-- Work to do --
Gather from the material every line that contains the string "bubble".

--- begin Input data ---

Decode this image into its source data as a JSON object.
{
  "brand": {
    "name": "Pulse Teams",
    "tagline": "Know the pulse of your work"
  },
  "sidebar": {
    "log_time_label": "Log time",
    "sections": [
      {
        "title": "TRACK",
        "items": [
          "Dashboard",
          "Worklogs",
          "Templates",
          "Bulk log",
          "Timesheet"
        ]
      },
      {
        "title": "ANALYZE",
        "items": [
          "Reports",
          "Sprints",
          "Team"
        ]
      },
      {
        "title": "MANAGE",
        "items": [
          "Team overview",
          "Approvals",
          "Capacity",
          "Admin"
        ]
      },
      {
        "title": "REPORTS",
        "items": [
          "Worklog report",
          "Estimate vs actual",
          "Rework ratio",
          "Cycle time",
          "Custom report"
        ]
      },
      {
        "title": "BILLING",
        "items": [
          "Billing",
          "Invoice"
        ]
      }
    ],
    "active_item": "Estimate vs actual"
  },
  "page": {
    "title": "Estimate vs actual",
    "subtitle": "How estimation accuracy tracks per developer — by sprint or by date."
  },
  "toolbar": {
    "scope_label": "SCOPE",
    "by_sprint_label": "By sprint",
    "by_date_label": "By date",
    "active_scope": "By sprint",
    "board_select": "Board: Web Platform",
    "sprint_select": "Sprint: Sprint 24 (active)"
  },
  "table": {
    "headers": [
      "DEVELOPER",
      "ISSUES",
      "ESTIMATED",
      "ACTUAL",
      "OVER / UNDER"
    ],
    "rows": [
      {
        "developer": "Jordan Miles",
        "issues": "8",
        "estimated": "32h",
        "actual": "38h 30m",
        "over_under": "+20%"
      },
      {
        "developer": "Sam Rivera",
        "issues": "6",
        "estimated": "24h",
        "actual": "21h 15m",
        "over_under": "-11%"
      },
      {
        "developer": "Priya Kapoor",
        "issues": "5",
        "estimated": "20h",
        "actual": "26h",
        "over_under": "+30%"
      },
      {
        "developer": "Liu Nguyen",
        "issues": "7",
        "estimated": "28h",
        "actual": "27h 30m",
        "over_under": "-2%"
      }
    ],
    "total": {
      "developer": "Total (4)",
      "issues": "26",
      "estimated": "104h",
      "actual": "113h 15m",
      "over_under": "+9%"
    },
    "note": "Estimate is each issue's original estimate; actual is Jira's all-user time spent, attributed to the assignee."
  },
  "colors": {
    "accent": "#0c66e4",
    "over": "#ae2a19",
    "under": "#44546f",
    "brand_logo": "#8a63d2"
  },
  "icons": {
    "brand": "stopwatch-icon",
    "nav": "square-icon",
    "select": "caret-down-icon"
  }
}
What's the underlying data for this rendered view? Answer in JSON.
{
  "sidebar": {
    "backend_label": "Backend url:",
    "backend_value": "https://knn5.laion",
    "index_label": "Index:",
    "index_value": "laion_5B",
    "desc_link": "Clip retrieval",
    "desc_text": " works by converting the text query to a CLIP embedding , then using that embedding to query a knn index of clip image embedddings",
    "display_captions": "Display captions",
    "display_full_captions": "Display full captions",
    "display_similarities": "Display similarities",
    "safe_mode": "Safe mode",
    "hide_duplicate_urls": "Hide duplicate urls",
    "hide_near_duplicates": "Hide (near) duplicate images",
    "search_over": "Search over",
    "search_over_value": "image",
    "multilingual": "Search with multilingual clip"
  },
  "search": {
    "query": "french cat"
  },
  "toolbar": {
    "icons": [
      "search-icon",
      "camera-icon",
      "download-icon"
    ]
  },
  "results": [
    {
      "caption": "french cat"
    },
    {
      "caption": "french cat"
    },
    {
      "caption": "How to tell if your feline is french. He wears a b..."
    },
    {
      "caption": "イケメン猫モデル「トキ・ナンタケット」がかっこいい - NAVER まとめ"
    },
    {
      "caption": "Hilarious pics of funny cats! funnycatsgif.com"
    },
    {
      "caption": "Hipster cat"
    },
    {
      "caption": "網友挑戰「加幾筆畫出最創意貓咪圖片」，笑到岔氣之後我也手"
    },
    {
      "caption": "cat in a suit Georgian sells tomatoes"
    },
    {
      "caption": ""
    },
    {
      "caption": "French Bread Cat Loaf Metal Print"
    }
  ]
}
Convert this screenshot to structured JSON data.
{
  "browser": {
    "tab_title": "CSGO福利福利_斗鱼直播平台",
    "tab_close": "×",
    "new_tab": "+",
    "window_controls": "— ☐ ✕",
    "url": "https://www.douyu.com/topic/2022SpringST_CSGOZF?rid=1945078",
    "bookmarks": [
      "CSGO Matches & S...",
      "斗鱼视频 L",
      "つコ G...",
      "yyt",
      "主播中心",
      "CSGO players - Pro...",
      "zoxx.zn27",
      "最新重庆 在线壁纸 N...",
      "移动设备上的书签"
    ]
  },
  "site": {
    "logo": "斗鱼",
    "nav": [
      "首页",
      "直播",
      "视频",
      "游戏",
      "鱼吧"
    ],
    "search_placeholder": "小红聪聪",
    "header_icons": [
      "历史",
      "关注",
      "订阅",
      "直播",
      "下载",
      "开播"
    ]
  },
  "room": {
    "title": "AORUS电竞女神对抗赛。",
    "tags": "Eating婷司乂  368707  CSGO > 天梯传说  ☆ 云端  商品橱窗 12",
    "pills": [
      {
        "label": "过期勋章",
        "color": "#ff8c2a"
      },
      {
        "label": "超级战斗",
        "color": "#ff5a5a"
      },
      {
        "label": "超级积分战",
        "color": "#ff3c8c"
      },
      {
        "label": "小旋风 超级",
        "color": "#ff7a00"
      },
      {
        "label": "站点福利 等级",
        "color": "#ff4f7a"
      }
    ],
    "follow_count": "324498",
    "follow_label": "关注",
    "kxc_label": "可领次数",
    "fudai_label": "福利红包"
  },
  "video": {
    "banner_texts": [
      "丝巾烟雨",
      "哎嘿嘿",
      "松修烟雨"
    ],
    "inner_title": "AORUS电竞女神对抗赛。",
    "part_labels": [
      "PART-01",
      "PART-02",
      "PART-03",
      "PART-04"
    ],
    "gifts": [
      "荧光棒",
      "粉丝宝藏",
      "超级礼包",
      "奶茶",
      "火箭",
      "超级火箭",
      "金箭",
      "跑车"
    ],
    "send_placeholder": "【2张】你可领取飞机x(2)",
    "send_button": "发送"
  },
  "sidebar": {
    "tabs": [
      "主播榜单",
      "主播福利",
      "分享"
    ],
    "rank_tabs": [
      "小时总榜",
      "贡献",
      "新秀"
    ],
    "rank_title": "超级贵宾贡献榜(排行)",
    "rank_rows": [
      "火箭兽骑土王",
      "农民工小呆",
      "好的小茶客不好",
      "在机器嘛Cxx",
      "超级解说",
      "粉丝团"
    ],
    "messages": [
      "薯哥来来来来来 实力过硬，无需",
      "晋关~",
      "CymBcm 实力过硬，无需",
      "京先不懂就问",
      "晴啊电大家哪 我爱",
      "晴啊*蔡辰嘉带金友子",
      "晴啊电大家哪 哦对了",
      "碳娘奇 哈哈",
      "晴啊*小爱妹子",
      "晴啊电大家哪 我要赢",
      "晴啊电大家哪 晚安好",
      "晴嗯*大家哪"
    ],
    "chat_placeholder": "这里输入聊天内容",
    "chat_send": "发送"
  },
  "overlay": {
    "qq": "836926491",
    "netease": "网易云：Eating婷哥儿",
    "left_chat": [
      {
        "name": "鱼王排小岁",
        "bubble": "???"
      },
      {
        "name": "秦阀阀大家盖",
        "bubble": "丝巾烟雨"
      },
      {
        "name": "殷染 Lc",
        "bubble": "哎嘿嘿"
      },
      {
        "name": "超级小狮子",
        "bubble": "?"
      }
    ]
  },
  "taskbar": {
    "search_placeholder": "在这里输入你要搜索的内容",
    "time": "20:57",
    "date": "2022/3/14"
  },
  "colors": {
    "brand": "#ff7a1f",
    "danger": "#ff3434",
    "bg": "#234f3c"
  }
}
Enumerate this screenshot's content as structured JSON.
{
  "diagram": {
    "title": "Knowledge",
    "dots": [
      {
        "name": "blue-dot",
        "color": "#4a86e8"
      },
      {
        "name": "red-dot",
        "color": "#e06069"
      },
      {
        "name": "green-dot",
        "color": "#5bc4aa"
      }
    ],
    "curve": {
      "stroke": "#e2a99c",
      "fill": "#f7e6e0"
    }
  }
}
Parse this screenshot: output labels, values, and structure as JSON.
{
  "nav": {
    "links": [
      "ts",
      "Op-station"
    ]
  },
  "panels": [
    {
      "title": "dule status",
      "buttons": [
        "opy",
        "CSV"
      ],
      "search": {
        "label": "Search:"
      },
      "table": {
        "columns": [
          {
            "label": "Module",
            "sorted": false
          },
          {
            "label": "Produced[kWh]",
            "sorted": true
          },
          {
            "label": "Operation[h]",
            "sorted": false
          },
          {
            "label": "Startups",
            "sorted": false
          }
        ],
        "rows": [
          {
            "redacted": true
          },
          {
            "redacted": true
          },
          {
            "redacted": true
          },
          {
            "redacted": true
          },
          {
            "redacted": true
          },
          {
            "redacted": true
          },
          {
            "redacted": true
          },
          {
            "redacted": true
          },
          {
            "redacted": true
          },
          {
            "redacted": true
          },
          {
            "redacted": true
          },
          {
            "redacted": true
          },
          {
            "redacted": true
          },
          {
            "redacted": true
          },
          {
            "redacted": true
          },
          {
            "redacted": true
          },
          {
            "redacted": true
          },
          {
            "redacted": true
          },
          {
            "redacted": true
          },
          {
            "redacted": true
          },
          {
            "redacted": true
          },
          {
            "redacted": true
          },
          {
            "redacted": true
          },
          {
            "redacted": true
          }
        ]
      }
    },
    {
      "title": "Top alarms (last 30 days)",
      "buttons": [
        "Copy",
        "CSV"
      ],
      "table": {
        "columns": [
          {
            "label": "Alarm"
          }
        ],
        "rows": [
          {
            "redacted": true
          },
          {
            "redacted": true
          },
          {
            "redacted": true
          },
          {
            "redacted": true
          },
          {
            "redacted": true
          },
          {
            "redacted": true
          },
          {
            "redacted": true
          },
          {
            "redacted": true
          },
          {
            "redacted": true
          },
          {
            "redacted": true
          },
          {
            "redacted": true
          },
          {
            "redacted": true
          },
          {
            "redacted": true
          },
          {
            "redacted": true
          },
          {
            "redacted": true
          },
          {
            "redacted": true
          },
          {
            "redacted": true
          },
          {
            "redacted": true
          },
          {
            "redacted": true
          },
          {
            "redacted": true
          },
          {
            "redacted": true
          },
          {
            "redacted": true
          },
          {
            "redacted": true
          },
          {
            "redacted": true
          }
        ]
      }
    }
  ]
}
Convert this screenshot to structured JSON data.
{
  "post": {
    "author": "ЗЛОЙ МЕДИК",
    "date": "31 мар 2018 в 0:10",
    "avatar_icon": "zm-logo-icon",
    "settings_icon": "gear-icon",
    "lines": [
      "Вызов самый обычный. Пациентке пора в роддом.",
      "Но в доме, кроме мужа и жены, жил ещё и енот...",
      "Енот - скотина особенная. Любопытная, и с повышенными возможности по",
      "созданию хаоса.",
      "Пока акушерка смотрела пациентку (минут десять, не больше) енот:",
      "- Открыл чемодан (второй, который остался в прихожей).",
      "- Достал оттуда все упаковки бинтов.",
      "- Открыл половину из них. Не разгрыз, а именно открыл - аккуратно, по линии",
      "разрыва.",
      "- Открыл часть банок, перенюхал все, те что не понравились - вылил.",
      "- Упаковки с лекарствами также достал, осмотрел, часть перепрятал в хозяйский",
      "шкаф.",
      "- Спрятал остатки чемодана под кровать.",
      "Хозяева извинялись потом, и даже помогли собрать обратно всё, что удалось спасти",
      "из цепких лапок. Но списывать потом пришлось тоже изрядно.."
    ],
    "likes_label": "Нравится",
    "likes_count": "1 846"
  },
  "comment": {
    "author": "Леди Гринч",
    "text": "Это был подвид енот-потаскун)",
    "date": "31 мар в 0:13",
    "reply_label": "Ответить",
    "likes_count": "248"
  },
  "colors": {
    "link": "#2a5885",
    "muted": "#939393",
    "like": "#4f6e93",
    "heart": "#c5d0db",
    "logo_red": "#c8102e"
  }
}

--- end Input data ---

-- Output for this task --
        "bubble": "???"
        "bubble": "丝巾烟雨"
        "bubble": "哎嘿嘿"
        "bubble": "?"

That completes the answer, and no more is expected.